* BEGIN PROVIDED DATA *
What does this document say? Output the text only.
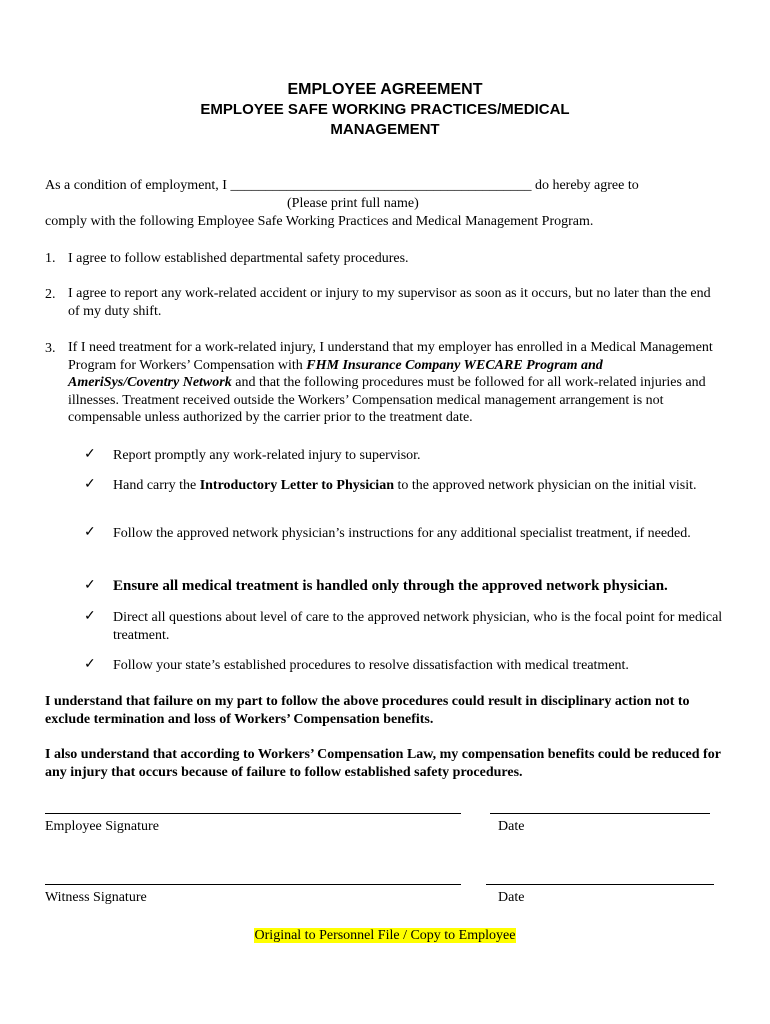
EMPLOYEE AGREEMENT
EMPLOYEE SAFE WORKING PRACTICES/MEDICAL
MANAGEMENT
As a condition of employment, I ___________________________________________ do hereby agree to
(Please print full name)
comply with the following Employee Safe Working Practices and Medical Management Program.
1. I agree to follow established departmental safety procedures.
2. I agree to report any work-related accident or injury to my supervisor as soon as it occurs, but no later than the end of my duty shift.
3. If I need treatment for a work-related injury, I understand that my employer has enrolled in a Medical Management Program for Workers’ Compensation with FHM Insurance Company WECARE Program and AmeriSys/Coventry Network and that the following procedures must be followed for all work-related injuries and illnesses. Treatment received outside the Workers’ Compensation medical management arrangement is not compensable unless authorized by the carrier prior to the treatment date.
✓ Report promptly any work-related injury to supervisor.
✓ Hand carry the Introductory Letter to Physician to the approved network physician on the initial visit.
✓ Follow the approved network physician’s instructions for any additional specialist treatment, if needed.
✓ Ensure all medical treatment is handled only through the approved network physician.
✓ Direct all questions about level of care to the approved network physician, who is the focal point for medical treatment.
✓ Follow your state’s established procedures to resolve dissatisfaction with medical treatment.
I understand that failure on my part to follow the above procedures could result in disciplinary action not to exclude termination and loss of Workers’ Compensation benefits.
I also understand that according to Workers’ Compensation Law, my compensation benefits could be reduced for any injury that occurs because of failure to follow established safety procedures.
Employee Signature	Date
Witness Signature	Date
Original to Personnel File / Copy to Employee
* END PROVIDED DATA *
BRIEF: Exclude every picture and copy the remaining data exactly.

SOLUTION TO THE PROBLEM:
What does this document say? Output the text only.
EMPLOYEE AGREEMENT
EMPLOYEE SAFE WORKING PRACTICES/MEDICAL
MANAGEMENT
As a condition of employment, I ___________________________________________ do hereby agree to
(Please print full name)
comply with the following Employee Safe Working Practices and Medical Management Program.
1. I agree to follow established departmental safety procedures.
2. I agree to report any work-related accident or injury to my supervisor as soon as it occurs, but no later than the end of my duty shift.
3. If I need treatment for a work-related injury, I understand that my employer has enrolled in a Medical Management Program for Workers’ Compensation with FHM Insurance Company WECARE Program and AmeriSys/Coventry Network and that the following procedures must be followed for all work-related injuries and illnesses. Treatment received outside the Workers’ Compensation medical management arrangement is not compensable unless authorized by the carrier prior to the treatment date.
✓ Report promptly any work-related injury to supervisor.
✓ Hand carry the Introductory Letter to Physician to the approved network physician on the initial visit.
✓ Follow the approved network physician’s instructions for any additional specialist treatment, if needed.
✓ Ensure all medical treatment is handled only through the approved network physician.
✓ Direct all questions about level of care to the approved network physician, who is the focal point for medical treatment.
✓ Follow your state’s established procedures to resolve dissatisfaction with medical treatment.
I understand that failure on my part to follow the above procedures could result in disciplinary action not to exclude termination and loss of Workers’ Compensation benefits.
I also understand that according to Workers’ Compensation Law, my compensation benefits could be reduced for any injury that occurs because of failure to follow established safety procedures.
Employee Signature	Date
Witness Signature	Date
Original to Personnel File / Copy to Employee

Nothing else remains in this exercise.